##### EXCERPTED TEXT #####
# First Indoor Grow



## grass hopper (May 14, 2013)

my tent is 96 by 54 by 76 in. high.( 3 ) 600w.hps.w/ veg bulbs in for 2 more weeks.5 gal. smart pots,3 fans,1 ex. and 2 oscillating for plants.too tired to go on.this is sooo much harder than my outdoor grows.i so hope it works ok..
 plants are 4 1/2 weeks old.mostly cheeses.some are for a bud,just got permit. tent not set up as yet.last year confidential cheese was a BIG hit.my best plant yet!!


----------



## grass hopper (May 14, 2013)

Pics didn't go thru, here they are


----------



## JustAnotherAntMarching (May 15, 2013)

Wow thats the craziest veg light ive ever seen...   Did ya make it??

Also may wanna consider smaller pots... Those pots are massive for those size plants... I dont see why 2-3 gallon would not fit your scenario perfectly + aloow for a few more plants in the tent...   It will def save ya $ on soil unless you plan on reusing it...?

The ladies look happy....   keep us posted...  :48:


----------



## 4u2sm0ke (May 15, 2013)

Nice start....mojo for a great grow


:48:


----------



## grass hopper (May 15, 2013)

JustAnotherAntMarching said:
			
		

> Wow thats the craziest veg light ive ever seen... Did ya make it??
> 
> Also may wanna consider smaller pots... Those pots are massive for those size plants... I dont see why 2-3 gallon would not fit your scenario perfectly + aloow for a few more plants in the tent... It will def save ya $ on soil unless you plan on reusing it...?
> 
> The ladies look happy.... keep us posted... :48:


 
THANKS !! yea,this is a 570 w.homemade light i learned to make from this site.someone had made a smaller verson and i went a little larger.pretty simple. a 5ft. pc. of 10 in. round duct cut down to 46 in. long , w/ 3 pcs. of 3/8 in. threaded rod at ea. end and middle. if i was to do again,i would use the full 60 in. of duct and add 4 more 65w.bulbs for a 830 w.to start more under just 1 light.   jmo        thanks to you guys for teaching me this!!     :icon_smile:


----------



## Grower13 (May 16, 2013)

what fan are you using to pull air though the 3 lights?........ nice set up..... and plants.
##### DATA SECTION #####
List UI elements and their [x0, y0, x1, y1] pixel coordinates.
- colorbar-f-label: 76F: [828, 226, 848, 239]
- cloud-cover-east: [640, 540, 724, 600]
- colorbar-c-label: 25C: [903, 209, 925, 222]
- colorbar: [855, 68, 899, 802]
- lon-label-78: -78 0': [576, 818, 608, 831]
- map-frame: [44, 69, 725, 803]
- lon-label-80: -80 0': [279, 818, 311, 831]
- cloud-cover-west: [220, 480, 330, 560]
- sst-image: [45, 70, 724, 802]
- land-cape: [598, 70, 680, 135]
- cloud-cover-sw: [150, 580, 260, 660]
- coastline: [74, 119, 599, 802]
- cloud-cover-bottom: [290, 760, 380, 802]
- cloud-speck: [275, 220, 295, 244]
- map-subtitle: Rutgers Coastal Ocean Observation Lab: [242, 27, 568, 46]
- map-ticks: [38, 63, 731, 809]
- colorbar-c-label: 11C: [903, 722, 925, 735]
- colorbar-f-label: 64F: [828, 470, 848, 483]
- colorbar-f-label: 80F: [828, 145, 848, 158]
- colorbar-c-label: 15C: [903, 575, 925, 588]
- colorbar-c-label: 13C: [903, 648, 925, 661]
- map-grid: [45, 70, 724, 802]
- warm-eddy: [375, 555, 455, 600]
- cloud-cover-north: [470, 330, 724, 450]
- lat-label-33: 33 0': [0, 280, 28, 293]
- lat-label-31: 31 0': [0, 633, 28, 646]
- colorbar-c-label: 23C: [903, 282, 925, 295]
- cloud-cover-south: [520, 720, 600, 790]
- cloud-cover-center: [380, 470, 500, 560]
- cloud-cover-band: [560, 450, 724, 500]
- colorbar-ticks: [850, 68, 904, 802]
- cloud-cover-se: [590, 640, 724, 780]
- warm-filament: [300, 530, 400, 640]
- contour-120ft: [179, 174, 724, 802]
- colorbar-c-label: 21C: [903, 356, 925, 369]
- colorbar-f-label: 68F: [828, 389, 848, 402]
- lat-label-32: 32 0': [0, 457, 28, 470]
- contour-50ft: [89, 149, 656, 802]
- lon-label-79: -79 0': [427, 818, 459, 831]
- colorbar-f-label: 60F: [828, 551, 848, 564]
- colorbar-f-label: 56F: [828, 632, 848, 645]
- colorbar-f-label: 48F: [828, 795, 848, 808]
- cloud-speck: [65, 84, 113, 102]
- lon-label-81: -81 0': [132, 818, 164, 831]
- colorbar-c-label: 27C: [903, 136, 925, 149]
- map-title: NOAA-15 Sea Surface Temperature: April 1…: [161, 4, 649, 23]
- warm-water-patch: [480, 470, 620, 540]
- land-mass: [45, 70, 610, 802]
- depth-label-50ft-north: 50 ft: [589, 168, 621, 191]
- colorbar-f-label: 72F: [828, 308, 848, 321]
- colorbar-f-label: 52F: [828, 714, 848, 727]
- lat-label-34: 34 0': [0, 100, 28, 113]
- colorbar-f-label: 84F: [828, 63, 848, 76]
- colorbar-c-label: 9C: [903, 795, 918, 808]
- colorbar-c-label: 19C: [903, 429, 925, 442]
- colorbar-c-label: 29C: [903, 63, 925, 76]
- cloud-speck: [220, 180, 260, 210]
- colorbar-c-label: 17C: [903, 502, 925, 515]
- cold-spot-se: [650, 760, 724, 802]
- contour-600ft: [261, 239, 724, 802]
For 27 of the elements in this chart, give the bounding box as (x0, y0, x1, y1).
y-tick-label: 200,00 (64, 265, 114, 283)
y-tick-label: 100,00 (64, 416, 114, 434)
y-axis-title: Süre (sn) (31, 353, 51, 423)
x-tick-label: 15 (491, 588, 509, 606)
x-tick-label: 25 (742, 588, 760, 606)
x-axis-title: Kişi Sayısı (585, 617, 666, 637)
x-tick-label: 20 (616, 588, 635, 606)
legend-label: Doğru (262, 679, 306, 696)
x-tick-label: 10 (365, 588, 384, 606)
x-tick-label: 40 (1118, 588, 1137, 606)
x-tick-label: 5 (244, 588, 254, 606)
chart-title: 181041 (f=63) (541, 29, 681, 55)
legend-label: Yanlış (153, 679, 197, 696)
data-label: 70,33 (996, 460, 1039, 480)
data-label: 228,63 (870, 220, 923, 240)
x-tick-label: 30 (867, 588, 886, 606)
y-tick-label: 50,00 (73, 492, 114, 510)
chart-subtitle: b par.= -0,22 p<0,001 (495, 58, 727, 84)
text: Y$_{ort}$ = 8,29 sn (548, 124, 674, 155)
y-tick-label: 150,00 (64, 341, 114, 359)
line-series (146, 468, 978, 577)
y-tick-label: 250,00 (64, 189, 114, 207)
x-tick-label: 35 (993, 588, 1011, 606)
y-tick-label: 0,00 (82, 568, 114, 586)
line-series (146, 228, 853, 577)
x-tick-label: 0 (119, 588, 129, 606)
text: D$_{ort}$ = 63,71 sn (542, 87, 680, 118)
#####
◆ TASK REQUIREMENTS
(1) In the indoor grow thread, why does JustAnotherAntMarching suggest smaller pots? Answer in one to three sentences.
(2) What comes next in the indoor grow thread? Continue it from its last post.
The data that comes after the indoor grow thread is separate material.

◆ RESPONSES
(1) He thinks the pots are massive for plants that size. He says 2-3 gallon pots would fit the setup perfectly and leave room for a few more plants in the tent. They would also save money on soil unless grass hopper plans to reuse it.

(2)
:48:


----------



## grass hopper (May 16, 2013)

Grower13 said:
			
		

> what fan are you using to pull air though the 3 lights?........ nice set up..... and plants.
> 
> 
> 2 separate oscillating 12 in. Fans tried to top of tent poles. Going to take them out though .   Htg  has a new stand w/ 2 poles welded together about 12 in. Wide that's adjustable to run from bottom to top of the tent outer wall. It also has a metal perforated plate that runs from the top with a little under halfway to the floor. This is made for adding attachments to your tent. Fans, ballasts ect.They promised me one 18 in. Oscillating fan (they sell) will cover my 8 ft. Tent perfectly. Setting it up tomorrow. Easy, peesy.. Want me to put up a pic when up??
> :48:


----------



## Grower13 (May 16, 2013)

"Want me to put up a pic when up??"

I would like to see the rig.
:48:


----------



## grass hopper (May 16, 2013)

Newbietoo said:
			
		

> Grower13 said:
> 
> 
> 
> ...


----------



## Grower13 (May 16, 2013)

I was thinking about running 2 600 watters myself this grow...... I have the room...... I have the light...... just didn't want have to run a 2nd fan duct...... I was wondering if I put them in line would the fan size and duct I have already would keep my lights cool....... I can keep my room in low 80's in summer as long as the lights don't get to hot.  Double the size of the grow cut gorwing time in half needed to produce what need for a year so.


----------



## Grower13 (May 16, 2013)

Do you have a carbon filter on your light fan?


----------



## grass hopper (May 16, 2013)

Grower13 said:
			
		

> I was thinking about running 2 600 watters myself this grow...... I have the room...... I have the light...... just didn't want have to run a 2nd fan duct...... I was wondering if I put them in line would the fan size and duct I have already would keep my lights cool....... I can keep my room in low 80's in summer as long as the lights don't get to hot. Double the size of the grow cut gorwing time in half needed to produce what need for a year so.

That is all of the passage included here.